● EXERCISE INPUT
==================================================
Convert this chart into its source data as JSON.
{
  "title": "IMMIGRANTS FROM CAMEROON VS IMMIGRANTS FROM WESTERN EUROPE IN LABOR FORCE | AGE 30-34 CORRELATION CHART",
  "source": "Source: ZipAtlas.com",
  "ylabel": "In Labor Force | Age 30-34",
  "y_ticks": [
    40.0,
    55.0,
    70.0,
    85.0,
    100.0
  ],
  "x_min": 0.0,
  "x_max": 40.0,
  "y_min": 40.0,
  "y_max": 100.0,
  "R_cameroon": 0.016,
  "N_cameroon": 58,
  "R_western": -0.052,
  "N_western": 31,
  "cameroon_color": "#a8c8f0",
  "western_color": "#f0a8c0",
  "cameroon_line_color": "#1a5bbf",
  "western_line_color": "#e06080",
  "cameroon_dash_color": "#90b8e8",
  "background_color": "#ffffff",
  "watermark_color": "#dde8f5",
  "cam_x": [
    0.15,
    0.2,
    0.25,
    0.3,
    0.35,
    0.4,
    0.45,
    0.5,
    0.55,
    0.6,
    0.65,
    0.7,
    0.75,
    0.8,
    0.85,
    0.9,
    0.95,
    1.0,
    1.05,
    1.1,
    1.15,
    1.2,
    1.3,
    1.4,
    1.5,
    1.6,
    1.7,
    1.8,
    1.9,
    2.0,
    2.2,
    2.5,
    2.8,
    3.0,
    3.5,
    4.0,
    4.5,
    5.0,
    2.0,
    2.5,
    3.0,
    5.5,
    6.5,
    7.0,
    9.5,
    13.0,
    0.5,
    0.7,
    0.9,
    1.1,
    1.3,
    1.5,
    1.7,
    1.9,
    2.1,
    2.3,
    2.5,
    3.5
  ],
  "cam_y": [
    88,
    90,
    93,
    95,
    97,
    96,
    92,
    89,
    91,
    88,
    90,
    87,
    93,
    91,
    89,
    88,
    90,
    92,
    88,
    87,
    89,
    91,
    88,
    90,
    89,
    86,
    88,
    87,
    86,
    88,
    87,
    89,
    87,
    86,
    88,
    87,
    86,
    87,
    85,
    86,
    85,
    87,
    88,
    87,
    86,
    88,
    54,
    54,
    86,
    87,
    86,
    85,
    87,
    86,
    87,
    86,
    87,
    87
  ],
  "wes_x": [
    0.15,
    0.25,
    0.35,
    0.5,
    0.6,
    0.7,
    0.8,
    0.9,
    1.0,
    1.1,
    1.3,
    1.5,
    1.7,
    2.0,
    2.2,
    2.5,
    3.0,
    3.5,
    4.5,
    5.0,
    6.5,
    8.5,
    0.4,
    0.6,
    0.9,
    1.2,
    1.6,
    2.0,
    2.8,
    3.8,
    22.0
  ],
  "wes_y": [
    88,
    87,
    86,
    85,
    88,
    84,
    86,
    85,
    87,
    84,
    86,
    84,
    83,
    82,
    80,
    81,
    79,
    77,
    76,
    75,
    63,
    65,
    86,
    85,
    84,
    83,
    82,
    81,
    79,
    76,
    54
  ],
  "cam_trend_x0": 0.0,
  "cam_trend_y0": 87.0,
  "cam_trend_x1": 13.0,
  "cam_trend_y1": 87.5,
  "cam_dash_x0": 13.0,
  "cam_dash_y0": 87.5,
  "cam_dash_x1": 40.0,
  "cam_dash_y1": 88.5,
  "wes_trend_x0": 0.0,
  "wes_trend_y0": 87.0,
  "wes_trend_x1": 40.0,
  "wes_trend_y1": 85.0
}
==================================================
● SET EXERCISE
Scan the data above; copy every line where "source" appears.

● EXPECTED OUTPUT
Convert this chart into its source data as JSON.
  "source": "Source: ZipAtlas.com",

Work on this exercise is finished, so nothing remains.